• _Records provided_
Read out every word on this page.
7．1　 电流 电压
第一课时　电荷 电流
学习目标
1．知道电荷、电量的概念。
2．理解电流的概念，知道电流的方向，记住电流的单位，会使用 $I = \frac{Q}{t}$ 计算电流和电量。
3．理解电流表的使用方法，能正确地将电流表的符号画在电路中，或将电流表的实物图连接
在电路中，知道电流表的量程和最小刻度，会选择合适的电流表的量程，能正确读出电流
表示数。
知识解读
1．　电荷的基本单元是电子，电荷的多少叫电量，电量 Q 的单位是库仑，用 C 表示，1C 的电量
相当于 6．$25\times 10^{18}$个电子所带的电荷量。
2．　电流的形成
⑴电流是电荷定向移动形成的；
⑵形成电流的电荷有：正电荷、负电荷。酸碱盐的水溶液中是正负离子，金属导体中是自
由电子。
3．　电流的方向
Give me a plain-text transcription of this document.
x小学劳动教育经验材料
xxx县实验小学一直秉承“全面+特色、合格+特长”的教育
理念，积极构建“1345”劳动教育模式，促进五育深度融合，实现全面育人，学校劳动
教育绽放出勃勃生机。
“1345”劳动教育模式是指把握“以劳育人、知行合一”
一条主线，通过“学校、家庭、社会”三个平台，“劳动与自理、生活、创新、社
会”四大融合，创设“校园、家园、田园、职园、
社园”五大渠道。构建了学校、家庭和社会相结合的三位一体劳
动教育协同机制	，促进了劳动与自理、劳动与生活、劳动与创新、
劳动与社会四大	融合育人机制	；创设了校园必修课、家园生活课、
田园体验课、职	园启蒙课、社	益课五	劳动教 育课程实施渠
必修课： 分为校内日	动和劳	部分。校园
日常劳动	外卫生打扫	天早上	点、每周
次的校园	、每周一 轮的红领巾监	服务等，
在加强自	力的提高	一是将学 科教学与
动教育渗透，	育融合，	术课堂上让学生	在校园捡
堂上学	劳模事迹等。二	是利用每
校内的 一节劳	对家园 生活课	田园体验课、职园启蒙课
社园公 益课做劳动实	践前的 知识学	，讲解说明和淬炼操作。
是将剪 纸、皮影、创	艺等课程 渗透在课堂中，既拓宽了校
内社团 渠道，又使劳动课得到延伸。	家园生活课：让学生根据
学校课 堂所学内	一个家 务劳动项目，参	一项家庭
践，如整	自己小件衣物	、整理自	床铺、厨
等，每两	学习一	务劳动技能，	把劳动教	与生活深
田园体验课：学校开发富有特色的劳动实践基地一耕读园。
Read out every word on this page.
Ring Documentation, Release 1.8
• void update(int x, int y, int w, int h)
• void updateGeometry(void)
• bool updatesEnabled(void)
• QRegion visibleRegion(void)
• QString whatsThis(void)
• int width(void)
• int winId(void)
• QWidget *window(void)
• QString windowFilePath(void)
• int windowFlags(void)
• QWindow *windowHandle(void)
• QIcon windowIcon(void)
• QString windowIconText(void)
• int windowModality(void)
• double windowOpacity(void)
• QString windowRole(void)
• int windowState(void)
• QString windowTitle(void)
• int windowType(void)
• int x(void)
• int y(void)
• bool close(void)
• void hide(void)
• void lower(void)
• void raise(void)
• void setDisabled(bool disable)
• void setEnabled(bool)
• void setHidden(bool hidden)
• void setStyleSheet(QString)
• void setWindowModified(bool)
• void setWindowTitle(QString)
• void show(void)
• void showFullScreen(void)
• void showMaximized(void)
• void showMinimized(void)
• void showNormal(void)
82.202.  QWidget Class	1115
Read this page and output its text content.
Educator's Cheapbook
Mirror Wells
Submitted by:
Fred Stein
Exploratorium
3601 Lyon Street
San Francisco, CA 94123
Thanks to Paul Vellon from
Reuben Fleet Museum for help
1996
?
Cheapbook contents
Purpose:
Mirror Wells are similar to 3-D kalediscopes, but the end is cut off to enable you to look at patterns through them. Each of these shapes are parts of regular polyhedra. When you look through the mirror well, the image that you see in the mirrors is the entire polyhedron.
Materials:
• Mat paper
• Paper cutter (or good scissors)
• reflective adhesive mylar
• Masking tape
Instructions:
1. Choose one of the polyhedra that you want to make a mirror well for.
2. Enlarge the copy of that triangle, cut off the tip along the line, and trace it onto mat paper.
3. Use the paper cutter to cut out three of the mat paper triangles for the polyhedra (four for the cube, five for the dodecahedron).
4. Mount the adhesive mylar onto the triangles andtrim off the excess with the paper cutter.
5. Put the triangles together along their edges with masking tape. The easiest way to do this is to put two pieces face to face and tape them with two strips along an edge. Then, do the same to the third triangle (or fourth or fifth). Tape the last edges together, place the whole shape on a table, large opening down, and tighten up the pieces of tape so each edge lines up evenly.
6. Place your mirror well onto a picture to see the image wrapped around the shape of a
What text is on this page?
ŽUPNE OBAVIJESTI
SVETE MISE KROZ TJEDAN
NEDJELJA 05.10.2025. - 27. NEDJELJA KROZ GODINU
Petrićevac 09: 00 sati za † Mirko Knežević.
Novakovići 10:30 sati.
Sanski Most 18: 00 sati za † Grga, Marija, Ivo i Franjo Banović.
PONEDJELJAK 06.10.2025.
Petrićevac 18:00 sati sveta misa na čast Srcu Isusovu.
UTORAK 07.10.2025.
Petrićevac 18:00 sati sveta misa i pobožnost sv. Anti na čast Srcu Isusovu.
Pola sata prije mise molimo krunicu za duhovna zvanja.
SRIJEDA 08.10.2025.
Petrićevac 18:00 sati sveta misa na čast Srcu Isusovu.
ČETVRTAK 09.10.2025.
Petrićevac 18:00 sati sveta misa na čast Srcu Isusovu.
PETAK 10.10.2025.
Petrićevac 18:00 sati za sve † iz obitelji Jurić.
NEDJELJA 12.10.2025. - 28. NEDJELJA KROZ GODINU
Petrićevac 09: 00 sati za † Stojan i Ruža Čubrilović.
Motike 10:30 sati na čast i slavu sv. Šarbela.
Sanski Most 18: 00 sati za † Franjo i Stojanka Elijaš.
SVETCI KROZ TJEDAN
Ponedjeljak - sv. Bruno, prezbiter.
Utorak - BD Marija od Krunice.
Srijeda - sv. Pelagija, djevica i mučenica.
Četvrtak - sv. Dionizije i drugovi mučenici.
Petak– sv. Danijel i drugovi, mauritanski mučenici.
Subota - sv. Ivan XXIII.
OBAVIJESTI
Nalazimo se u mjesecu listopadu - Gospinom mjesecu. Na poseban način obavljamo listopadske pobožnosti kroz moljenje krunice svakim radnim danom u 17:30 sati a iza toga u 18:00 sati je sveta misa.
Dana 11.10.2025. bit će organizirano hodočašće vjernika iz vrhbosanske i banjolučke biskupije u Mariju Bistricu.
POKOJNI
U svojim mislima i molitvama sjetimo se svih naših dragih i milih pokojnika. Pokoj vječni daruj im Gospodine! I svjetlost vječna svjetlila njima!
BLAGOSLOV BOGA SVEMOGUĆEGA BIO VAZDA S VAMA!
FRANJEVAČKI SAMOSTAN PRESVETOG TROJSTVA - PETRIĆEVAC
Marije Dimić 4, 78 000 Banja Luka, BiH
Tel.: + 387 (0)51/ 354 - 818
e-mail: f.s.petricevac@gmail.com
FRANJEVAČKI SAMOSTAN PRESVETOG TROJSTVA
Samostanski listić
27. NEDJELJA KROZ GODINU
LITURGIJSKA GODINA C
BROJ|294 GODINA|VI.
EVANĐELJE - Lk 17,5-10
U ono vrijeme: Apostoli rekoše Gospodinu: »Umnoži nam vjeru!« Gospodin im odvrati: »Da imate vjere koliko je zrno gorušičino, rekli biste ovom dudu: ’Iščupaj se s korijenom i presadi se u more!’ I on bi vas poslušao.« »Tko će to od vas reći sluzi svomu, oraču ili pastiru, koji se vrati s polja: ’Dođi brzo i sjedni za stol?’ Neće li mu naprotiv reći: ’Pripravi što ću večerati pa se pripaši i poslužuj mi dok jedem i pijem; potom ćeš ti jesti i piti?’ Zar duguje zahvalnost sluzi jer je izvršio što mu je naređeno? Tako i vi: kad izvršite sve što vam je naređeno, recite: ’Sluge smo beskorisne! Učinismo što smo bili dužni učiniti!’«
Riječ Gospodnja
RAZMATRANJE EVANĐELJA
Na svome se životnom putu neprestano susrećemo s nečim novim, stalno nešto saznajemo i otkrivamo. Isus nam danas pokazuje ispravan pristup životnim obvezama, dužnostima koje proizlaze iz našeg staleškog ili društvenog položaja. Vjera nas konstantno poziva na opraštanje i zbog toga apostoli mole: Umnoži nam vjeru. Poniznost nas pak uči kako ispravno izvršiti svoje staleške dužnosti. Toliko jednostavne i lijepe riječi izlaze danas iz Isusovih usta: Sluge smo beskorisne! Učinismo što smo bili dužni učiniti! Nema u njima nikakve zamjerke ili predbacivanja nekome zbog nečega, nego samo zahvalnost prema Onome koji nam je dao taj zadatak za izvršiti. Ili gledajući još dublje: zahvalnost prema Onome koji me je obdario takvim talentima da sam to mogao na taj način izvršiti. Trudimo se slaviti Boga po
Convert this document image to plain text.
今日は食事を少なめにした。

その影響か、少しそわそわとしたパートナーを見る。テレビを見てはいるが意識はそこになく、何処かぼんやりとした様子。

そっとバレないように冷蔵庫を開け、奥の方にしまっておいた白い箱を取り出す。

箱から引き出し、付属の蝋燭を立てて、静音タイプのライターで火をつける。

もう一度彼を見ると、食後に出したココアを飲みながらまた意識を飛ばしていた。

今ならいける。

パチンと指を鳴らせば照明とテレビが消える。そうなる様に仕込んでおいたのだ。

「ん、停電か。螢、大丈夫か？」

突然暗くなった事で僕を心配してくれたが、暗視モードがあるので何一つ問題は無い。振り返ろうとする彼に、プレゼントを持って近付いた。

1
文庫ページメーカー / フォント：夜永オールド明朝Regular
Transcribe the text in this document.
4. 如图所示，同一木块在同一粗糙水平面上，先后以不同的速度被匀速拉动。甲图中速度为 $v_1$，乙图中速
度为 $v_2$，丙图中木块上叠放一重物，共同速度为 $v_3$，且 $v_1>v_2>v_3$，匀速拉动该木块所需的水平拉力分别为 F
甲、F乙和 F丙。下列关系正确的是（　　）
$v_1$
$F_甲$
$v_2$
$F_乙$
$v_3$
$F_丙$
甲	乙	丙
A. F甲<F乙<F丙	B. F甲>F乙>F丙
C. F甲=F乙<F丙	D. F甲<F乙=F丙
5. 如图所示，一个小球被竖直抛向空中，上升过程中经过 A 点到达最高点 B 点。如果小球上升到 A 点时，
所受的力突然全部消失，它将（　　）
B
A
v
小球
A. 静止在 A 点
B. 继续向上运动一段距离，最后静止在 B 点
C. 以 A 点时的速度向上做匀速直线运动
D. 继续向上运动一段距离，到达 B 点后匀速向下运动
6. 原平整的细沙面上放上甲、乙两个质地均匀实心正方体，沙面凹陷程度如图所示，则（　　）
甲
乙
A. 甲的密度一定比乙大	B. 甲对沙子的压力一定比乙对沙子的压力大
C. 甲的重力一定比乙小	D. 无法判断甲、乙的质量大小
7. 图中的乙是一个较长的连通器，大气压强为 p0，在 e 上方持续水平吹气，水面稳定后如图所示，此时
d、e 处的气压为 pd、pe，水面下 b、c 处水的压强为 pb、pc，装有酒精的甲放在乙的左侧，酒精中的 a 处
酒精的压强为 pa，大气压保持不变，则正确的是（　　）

• _Written request_
Copy whichever lines in the listing above contain the word "Sanski".

• _Task output_
Sanski Most 18: 00 sati za † Grga, Marija, Ivo i Franjo Banović.
Sanski Most 18: 00 sati za † Franjo i Stojanka Elijaš.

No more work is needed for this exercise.